[Figure data in JSON]
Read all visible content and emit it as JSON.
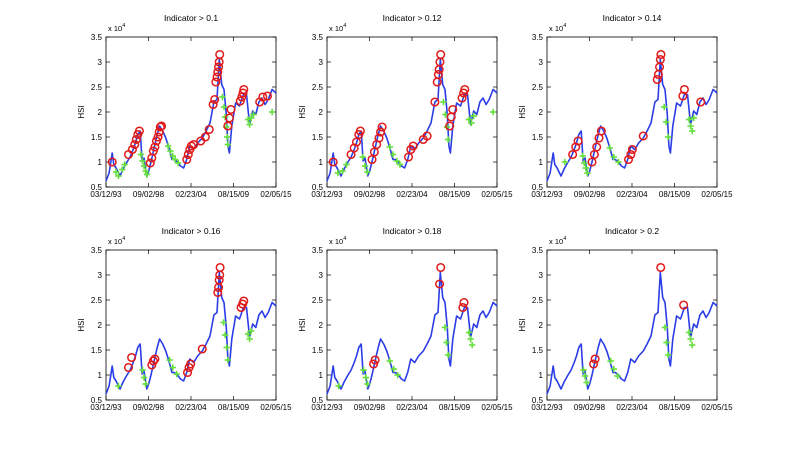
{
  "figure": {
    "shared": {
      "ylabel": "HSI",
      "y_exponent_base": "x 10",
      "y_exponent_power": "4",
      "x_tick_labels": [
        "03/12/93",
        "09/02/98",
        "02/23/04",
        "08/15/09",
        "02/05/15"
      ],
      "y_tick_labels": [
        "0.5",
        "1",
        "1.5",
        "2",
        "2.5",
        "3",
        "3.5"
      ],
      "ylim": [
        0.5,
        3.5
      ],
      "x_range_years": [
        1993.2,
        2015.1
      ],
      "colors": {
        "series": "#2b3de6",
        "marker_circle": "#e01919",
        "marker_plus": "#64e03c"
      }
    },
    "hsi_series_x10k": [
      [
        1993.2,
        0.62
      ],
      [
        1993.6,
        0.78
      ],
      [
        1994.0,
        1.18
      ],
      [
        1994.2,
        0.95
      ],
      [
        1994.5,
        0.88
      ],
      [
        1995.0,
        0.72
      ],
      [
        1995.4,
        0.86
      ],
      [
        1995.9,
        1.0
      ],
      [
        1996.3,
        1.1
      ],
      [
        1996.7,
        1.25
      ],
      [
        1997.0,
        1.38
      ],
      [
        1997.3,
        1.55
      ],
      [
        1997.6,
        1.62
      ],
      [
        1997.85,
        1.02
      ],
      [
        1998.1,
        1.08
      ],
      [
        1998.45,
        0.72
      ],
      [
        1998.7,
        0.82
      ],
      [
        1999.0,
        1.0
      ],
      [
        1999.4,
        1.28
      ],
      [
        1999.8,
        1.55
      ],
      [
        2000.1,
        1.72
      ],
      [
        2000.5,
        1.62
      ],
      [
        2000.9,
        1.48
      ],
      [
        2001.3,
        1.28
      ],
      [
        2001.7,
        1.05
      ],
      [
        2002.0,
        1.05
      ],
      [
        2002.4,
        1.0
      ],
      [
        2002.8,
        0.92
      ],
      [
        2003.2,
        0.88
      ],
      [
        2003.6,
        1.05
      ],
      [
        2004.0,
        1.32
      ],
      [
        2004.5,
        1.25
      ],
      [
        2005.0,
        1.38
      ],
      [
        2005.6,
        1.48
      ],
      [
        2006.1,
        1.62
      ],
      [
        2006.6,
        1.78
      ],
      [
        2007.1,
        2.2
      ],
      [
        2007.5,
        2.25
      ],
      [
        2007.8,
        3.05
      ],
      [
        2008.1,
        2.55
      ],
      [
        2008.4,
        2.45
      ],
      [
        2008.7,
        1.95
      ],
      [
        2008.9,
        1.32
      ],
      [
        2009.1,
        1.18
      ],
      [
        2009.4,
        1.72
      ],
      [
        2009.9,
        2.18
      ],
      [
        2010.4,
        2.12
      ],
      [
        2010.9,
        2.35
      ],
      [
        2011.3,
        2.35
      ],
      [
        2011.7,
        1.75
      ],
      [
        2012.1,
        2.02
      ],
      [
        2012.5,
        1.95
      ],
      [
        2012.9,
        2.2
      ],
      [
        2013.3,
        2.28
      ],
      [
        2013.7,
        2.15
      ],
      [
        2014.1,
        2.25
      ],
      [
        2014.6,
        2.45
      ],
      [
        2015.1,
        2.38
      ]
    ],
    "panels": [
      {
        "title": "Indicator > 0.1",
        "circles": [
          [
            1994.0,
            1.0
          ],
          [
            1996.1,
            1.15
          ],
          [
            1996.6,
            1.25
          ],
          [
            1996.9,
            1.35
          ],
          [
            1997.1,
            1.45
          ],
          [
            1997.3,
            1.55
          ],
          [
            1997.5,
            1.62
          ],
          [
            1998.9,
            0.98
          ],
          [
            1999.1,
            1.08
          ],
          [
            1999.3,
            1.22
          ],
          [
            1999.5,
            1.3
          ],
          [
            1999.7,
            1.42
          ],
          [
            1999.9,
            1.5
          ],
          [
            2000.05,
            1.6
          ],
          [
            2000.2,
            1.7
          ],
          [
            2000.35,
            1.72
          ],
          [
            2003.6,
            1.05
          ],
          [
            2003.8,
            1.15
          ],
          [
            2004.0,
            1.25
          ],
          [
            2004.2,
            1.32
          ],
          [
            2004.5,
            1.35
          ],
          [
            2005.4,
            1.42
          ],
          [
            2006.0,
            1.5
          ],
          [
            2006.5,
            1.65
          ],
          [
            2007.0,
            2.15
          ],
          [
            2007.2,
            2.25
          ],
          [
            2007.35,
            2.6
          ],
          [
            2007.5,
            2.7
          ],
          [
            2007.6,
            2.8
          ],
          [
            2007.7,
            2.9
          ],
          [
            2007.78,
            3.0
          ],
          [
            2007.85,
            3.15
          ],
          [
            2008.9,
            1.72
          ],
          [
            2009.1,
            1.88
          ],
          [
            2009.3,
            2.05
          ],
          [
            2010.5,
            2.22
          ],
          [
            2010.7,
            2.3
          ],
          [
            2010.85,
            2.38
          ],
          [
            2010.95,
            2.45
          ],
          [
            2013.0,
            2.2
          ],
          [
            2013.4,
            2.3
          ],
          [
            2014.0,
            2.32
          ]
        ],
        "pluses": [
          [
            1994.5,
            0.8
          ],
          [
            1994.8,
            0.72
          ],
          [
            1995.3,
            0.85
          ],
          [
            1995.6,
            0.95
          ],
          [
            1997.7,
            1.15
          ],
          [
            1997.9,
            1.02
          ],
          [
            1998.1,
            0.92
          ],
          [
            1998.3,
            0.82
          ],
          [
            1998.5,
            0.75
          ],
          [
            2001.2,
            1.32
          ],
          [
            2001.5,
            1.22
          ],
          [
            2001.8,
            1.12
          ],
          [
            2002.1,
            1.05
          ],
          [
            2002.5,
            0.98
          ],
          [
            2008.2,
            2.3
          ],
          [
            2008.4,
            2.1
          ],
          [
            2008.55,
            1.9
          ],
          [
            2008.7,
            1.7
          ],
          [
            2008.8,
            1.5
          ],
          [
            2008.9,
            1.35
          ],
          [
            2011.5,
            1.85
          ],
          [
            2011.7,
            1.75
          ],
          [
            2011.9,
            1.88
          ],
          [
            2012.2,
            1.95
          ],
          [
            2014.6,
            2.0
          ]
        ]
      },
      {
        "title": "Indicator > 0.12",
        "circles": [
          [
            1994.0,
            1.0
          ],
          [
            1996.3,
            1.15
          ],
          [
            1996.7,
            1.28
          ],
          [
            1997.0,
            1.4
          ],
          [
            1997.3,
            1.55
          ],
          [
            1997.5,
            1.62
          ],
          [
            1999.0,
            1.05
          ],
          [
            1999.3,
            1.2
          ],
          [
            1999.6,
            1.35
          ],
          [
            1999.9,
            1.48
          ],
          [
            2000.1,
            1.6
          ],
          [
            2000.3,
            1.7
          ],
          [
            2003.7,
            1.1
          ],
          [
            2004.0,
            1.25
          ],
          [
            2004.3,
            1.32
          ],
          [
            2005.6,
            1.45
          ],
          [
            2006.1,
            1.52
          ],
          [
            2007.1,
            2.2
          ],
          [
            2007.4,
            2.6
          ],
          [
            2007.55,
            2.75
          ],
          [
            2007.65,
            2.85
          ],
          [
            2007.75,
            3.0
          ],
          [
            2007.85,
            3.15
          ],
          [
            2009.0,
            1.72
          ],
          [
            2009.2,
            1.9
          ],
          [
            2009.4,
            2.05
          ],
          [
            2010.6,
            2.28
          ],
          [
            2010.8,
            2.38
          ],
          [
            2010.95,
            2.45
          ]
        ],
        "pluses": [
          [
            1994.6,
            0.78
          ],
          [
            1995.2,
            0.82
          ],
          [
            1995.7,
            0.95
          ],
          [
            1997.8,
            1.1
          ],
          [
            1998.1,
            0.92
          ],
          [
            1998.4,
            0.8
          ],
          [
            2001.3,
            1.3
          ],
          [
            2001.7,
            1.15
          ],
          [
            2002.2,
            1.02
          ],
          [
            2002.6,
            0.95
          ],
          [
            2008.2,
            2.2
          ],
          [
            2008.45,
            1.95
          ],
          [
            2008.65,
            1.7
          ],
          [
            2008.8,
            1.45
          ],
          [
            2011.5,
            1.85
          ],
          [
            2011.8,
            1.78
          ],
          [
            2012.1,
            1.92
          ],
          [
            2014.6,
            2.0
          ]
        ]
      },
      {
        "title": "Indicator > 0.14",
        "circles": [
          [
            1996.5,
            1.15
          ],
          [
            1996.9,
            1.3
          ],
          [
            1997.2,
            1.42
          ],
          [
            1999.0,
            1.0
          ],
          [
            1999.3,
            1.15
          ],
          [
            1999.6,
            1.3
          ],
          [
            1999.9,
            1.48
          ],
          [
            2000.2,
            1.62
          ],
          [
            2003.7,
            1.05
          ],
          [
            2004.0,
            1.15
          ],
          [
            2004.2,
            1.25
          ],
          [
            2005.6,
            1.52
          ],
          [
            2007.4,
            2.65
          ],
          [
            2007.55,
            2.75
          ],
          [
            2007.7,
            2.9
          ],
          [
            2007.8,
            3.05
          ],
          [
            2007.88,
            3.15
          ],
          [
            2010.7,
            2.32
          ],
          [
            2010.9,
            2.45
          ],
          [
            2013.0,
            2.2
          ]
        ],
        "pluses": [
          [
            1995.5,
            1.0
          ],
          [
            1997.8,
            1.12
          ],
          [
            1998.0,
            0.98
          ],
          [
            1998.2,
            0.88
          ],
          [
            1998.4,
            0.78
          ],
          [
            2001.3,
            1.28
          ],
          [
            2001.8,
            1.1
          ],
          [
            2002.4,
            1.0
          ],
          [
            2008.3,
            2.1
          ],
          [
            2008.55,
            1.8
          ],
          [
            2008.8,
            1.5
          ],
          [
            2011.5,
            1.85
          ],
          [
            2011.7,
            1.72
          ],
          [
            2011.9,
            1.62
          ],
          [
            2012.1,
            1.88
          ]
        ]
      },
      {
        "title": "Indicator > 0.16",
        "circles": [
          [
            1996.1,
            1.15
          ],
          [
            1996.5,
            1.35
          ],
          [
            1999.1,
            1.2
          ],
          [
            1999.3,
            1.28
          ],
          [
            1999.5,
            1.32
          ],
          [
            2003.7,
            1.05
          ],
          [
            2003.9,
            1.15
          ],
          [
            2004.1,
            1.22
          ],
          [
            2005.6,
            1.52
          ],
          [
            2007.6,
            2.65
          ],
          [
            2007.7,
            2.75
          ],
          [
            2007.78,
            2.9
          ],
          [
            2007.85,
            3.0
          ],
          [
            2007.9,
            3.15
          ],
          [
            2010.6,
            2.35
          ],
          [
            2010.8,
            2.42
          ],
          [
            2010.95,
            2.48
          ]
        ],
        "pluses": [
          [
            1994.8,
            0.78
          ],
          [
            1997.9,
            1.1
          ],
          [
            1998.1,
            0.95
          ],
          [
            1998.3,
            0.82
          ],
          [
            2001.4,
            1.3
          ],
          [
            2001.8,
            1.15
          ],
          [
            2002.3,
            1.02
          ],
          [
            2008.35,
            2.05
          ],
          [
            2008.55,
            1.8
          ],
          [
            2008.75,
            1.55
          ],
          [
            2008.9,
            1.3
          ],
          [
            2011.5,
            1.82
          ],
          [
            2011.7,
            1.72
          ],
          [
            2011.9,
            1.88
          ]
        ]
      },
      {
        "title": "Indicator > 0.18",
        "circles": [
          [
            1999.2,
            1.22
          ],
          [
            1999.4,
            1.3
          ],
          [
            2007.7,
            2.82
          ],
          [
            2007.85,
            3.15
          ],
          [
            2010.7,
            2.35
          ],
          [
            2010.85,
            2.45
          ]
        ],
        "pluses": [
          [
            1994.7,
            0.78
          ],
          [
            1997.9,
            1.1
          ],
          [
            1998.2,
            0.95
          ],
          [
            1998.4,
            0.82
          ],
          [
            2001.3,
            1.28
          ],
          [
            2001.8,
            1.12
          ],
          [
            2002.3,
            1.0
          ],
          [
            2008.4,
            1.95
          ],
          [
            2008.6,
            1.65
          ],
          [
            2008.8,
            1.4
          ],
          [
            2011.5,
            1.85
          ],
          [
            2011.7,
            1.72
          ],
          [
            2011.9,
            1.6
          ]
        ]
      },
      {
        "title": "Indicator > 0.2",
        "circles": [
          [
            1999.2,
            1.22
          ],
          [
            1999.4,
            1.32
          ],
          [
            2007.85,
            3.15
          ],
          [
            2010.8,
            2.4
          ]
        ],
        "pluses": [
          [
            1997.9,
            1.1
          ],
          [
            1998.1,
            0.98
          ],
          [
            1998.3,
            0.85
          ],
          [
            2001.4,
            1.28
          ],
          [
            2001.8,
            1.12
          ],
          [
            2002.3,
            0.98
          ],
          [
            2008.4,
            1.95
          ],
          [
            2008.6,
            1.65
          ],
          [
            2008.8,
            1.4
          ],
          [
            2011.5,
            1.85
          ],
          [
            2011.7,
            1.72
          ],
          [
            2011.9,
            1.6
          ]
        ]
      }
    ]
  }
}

▸ **PROBLEM DESCRIPTION**: Which lines of the data above contain "title"? Copy each one.

▸ **COMPLETED TASK**:
        "title": "Indicator > 0.1",
        "title": "Indicator > 0.12",
        "title": "Indicator > 0.14",
        "title": "Indicator > 0.16",
        "title": "Indicator > 0.18",
        "title": "Indicator > 0.2",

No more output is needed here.